● **Stated goal**
Quote every line of the material beneath this one.

[Supplied material start]

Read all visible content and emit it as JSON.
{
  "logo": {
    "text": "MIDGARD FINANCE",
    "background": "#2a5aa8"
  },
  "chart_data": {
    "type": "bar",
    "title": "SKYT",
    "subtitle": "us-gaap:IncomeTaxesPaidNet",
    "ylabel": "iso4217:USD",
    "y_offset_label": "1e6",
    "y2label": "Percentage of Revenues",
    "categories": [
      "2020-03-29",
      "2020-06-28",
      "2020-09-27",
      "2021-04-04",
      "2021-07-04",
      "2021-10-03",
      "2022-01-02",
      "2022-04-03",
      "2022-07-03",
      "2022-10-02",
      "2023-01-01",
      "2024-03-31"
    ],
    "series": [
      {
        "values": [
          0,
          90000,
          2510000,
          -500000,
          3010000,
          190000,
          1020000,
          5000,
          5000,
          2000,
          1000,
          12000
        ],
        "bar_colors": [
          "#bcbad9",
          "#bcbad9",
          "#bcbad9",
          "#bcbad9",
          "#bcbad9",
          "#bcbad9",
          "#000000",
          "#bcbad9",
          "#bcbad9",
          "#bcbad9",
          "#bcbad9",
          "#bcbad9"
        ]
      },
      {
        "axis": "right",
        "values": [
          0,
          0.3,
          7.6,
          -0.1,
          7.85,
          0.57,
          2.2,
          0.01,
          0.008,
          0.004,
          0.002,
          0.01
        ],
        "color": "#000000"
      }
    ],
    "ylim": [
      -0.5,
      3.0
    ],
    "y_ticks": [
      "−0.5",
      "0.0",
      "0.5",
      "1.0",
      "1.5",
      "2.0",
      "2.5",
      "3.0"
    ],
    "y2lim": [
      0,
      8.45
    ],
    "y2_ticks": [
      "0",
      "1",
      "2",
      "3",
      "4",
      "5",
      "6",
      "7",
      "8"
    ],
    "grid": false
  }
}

[Supplied material end]

● **Correct answer**
Read all visible content and emit it as JSON.
{
  "logo": {
    "text": "MIDGARD FINANCE",
    "background": "#2a5aa8"
  },
  "chart_data": {
    "type": "bar",
    "title": "SKYT",
    "subtitle": "us-gaap:IncomeTaxesPaidNet",
    "ylabel": "iso4217:USD",
    "y_offset_label": "1e6",
    "y2label": "Percentage of Revenues",
    "categories": [
      "2020-03-29",
      "2020-06-28",
      "2020-09-27",
      "2021-04-04",
      "2021-07-04",
      "2021-10-03",
      "2022-01-02",
      "2022-04-03",
      "2022-07-03",
      "2022-10-02",
      "2023-01-01",
      "2024-03-31"
    ],
    "series": [
      {
        "values": [
          0,
          90000,
          2510000,
          -500000,
          3010000,
          190000,
          1020000,
          5000,
          5000,
          2000,
          1000,
          12000
        ],
        "bar_colors": [
          "#bcbad9",
          "#bcbad9",
          "#bcbad9",
          "#bcbad9",
          "#bcbad9",
          "#bcbad9",
          "#000000",
          "#bcbad9",
          "#bcbad9",
          "#bcbad9",
          "#bcbad9",
          "#bcbad9"
        ]
      },
      {
        "axis": "right",
        "values": [
          0,
          0.3,
          7.6,
          -0.1,
          7.85,
          0.57,
          2.2,
          0.01,
          0.008,
          0.004,
          0.002,
          0.01
        ],
        "color": "#000000"
      }
    ],
    "ylim": [
      -0.5,
      3.0
    ],
    "y_ticks": [
      "−0.5",
      "0.0",
      "0.5",
      "1.0",
      "1.5",
      "2.0",
      "2.5",
      "3.0"
    ],
    "y2lim": [
      0,
      8.45
    ],
    "y2_ticks": [
      "0",
      "1",
      "2",
      "3",
      "4",
      "5",
      "6",
      "7",
      "8"
    ],
    "grid": false
  }
}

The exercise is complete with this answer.